Each line that includes "xlabel" counts once; give the total and nothing besides.

Records contained in a dataset:
· · · · ·

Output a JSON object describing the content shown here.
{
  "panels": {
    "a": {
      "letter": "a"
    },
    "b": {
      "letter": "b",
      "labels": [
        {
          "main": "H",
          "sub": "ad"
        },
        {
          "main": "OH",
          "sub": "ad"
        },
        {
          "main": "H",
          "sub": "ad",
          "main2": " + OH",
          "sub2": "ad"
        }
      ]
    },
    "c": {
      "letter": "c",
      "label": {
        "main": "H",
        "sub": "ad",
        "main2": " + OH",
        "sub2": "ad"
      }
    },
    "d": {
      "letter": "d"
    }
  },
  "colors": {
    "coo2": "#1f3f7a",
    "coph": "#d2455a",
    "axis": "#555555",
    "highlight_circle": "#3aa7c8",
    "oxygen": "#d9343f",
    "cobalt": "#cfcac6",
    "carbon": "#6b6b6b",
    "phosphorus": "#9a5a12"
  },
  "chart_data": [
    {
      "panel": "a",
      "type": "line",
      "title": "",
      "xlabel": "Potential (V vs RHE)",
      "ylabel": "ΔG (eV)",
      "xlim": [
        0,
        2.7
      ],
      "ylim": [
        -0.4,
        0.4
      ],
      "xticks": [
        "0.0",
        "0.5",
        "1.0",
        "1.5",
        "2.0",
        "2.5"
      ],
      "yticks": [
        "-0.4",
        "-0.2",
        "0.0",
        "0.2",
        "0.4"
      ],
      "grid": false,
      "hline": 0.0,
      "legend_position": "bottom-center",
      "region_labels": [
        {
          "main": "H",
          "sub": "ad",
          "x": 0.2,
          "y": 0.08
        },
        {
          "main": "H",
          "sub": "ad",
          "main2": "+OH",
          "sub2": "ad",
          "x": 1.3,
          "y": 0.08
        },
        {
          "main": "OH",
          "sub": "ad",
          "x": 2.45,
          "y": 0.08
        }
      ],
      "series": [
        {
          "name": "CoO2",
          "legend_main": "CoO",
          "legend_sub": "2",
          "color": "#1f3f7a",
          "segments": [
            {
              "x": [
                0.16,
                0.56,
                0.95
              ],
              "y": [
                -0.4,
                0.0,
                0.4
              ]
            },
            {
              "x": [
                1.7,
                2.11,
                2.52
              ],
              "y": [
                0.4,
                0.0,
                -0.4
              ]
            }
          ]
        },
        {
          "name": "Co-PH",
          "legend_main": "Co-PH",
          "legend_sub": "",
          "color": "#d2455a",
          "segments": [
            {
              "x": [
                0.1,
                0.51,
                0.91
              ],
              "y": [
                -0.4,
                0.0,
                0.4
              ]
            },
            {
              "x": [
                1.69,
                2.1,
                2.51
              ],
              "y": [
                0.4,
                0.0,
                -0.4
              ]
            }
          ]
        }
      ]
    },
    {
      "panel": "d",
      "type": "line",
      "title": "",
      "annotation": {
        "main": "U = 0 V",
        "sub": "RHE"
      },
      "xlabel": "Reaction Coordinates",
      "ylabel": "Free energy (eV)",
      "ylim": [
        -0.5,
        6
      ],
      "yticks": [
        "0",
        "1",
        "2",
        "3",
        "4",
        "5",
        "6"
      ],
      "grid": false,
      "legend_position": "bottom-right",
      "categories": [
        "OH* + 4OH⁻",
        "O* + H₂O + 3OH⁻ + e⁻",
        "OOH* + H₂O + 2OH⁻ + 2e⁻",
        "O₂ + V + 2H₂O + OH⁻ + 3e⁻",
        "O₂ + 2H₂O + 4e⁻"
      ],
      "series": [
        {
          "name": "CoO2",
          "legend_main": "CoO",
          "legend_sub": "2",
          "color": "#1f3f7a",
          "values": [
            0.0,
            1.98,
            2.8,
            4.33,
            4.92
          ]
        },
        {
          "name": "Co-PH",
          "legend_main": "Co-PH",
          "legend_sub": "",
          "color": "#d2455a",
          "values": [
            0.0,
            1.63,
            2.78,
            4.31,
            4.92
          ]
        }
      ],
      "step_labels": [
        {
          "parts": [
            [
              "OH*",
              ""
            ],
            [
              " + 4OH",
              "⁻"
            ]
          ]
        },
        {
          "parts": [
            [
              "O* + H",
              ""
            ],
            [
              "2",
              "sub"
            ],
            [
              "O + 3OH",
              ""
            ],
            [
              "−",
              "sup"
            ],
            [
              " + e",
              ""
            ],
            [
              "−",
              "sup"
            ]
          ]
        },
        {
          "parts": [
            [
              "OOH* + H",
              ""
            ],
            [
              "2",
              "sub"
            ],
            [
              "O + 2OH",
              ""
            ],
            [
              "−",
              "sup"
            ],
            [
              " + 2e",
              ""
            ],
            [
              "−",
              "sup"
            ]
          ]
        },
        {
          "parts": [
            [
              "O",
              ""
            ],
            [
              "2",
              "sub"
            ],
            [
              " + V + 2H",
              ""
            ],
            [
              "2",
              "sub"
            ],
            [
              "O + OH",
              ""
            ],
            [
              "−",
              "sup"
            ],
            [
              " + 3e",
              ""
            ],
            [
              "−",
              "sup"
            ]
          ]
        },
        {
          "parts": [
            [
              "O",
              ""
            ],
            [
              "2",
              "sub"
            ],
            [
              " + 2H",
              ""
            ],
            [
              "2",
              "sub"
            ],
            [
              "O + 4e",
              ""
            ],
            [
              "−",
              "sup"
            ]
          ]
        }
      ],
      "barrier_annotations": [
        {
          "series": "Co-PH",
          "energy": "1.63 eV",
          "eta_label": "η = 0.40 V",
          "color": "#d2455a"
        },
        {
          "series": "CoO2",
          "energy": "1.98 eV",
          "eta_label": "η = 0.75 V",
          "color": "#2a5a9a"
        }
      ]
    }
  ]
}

· · · · ·

## RESPONSE
2